> AIM: Which lines have the string "funding"? Copy all of them from the entries below.
========
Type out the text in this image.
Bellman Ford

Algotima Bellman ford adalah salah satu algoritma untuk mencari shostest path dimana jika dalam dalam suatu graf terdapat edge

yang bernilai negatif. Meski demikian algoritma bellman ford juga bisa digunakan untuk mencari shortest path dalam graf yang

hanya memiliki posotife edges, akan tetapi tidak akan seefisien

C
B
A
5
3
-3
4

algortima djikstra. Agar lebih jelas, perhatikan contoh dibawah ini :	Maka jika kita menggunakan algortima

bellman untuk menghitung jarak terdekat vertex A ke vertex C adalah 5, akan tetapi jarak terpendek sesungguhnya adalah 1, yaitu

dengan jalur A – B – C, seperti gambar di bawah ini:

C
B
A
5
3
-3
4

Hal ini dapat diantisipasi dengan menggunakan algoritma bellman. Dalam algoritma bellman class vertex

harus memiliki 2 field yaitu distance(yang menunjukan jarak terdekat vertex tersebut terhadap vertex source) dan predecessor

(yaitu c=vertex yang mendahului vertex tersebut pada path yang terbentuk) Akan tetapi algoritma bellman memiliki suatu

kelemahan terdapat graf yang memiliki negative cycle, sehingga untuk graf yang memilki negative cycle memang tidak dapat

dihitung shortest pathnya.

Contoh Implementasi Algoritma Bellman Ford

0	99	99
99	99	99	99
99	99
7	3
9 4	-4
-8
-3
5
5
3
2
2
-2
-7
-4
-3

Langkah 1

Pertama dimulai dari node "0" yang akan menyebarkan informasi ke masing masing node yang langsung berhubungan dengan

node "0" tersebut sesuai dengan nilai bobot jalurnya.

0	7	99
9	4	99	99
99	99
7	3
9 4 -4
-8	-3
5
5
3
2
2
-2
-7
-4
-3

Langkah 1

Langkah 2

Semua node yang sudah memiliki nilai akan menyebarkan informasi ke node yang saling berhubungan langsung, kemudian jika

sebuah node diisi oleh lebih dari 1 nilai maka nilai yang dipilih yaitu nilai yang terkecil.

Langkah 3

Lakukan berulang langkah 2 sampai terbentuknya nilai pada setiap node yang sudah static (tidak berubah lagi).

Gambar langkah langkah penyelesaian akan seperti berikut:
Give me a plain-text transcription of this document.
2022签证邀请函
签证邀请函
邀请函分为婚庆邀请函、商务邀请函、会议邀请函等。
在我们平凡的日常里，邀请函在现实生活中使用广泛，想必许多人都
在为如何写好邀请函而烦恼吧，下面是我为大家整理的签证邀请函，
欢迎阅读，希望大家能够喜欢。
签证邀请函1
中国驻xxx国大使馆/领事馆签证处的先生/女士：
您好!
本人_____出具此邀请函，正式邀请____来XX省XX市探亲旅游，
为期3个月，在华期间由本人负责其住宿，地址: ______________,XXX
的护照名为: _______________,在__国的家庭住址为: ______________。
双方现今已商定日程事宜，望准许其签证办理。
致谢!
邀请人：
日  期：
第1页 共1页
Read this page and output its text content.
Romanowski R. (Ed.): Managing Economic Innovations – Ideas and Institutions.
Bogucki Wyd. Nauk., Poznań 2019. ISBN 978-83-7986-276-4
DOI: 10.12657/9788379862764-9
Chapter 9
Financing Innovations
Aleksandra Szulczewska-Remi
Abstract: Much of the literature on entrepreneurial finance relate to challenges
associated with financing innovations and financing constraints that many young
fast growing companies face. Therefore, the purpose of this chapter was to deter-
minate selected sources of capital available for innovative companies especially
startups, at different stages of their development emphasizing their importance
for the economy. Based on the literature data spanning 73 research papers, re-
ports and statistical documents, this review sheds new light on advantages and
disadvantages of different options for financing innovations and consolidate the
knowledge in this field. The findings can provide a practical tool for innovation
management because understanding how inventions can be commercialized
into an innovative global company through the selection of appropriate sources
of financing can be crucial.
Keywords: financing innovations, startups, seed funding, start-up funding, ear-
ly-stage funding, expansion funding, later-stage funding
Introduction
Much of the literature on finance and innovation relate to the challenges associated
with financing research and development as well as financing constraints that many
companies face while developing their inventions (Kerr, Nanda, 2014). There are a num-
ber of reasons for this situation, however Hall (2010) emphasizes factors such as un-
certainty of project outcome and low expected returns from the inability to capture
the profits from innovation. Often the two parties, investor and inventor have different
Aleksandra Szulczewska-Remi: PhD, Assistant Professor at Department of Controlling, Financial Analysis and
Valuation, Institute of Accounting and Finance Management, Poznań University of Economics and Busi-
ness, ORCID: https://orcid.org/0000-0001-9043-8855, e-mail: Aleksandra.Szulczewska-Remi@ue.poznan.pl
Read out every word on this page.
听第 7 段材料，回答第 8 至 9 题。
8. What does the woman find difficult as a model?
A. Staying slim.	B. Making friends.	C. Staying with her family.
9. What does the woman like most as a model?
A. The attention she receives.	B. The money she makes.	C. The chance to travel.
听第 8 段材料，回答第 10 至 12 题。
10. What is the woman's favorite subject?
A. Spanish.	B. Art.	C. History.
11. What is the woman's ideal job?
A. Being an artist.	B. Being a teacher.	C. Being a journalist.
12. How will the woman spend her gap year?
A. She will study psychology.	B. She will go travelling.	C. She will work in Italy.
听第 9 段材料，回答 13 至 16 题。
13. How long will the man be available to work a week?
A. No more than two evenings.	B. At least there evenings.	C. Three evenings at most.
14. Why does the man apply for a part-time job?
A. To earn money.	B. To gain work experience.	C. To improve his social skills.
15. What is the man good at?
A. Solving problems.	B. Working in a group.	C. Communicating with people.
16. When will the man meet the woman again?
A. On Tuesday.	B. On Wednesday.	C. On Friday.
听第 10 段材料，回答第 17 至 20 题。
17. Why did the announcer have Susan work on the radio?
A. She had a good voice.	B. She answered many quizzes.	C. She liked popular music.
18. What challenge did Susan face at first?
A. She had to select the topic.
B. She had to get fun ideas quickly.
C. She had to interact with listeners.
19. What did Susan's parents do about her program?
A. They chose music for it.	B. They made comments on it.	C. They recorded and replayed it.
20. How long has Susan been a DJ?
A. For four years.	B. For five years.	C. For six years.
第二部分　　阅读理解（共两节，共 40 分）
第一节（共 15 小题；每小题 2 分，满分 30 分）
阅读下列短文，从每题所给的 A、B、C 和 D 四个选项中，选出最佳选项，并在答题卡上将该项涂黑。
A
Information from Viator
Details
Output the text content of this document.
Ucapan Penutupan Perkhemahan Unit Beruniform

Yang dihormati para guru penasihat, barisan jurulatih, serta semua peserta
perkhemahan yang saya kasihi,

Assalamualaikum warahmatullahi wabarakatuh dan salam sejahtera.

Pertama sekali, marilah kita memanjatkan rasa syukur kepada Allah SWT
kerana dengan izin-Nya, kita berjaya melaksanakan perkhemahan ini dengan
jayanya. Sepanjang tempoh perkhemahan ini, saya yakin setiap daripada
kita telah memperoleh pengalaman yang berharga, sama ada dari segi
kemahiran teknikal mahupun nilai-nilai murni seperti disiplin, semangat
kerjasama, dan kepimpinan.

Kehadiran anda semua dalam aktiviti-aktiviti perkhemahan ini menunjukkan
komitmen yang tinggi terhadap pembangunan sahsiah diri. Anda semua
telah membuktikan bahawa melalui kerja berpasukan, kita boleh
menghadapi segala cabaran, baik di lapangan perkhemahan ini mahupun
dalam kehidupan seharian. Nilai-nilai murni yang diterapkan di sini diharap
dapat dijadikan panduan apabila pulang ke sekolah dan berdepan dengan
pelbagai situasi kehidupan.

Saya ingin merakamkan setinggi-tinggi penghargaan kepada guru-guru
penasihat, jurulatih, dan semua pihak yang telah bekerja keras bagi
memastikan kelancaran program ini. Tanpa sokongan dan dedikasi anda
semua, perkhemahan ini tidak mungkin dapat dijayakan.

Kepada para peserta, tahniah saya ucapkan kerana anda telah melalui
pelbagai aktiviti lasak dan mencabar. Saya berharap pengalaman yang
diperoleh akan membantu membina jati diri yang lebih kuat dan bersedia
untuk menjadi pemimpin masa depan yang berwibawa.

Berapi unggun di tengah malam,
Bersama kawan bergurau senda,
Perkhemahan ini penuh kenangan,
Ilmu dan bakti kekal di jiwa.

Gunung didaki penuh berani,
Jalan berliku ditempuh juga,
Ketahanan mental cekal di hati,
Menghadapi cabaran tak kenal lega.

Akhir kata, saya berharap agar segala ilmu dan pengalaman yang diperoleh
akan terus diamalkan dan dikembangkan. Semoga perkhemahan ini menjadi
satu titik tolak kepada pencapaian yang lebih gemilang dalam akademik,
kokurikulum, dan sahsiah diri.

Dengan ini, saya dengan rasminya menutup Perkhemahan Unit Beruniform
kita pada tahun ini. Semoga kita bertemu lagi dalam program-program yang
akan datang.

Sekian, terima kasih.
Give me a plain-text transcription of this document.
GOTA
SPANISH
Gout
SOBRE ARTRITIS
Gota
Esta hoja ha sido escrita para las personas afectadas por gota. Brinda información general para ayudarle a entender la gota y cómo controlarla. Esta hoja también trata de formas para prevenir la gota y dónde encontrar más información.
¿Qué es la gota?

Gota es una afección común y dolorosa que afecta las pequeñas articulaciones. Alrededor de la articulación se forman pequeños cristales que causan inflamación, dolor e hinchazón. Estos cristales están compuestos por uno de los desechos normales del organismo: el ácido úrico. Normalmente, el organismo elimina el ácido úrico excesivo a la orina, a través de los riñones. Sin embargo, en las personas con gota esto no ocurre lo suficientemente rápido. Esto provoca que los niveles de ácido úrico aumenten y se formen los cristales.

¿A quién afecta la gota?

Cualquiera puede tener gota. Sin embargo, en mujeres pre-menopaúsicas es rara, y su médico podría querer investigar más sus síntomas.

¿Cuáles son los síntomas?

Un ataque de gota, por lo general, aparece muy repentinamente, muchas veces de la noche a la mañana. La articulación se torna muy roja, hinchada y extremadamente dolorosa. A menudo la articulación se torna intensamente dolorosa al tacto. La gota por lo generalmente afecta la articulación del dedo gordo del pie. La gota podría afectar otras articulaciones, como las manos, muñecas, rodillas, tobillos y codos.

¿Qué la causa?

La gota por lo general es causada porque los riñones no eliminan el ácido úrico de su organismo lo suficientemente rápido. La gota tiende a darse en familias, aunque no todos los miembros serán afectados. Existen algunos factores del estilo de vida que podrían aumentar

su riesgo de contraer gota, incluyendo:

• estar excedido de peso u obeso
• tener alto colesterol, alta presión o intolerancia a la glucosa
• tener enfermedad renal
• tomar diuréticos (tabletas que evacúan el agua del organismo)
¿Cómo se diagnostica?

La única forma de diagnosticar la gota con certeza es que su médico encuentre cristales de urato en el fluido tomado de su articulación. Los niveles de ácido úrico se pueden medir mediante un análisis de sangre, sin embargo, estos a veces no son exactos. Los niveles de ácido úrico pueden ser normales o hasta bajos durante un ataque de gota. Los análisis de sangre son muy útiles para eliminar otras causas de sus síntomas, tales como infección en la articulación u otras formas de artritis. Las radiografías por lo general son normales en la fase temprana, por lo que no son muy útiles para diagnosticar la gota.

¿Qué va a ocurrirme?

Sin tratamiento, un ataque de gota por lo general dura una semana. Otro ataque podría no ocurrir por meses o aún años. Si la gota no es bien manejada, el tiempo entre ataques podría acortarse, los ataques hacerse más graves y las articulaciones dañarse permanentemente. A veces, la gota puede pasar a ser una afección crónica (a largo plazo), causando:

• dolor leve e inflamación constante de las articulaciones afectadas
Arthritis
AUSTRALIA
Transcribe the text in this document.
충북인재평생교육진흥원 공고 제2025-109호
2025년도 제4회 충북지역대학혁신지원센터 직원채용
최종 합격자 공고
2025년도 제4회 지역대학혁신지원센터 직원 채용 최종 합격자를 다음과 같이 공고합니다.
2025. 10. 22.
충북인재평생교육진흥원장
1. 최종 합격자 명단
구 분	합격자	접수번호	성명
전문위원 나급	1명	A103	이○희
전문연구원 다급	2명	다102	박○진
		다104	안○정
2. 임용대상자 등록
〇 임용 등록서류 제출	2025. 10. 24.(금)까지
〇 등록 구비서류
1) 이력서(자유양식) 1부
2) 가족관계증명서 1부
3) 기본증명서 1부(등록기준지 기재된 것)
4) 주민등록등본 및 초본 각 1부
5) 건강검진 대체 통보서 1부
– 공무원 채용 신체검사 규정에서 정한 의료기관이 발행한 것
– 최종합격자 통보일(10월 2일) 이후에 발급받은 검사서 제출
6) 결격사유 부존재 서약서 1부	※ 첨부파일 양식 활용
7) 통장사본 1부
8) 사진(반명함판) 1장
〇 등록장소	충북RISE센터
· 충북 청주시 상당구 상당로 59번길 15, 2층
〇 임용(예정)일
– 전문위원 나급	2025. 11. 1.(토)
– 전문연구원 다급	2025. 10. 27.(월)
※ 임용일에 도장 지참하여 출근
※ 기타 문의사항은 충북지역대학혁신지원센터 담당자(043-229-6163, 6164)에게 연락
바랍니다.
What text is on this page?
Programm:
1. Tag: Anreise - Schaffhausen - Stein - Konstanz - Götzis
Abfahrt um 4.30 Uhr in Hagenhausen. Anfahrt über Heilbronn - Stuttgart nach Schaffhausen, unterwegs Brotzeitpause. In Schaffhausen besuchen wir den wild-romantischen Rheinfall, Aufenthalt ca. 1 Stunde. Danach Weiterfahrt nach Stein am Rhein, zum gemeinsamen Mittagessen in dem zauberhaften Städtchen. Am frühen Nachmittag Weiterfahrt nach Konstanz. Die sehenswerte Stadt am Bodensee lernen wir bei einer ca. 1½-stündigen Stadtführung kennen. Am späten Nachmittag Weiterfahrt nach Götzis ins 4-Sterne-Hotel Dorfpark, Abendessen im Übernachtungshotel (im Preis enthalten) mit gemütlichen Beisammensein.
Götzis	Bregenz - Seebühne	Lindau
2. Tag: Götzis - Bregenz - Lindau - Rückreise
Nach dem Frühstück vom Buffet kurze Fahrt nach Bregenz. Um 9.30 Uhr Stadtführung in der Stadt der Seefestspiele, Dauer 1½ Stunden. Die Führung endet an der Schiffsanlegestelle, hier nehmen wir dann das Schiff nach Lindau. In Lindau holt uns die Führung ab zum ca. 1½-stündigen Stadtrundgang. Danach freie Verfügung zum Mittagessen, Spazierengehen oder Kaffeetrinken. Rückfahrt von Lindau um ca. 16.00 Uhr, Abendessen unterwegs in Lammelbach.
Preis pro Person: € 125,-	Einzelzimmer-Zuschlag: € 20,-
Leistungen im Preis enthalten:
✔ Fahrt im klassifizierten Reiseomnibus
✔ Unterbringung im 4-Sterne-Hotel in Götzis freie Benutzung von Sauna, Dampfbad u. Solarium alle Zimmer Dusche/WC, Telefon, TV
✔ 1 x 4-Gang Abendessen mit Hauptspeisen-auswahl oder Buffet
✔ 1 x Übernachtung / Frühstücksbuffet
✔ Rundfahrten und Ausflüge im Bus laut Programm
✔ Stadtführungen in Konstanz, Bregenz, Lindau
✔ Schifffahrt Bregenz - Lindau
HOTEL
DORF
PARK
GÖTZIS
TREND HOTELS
========
> RESULT OF THIS EXERCISE:
Keywords: financing innovations, startups, seed funding, start-up funding, ear-
ly-stage funding, expansion funding, later-stage funding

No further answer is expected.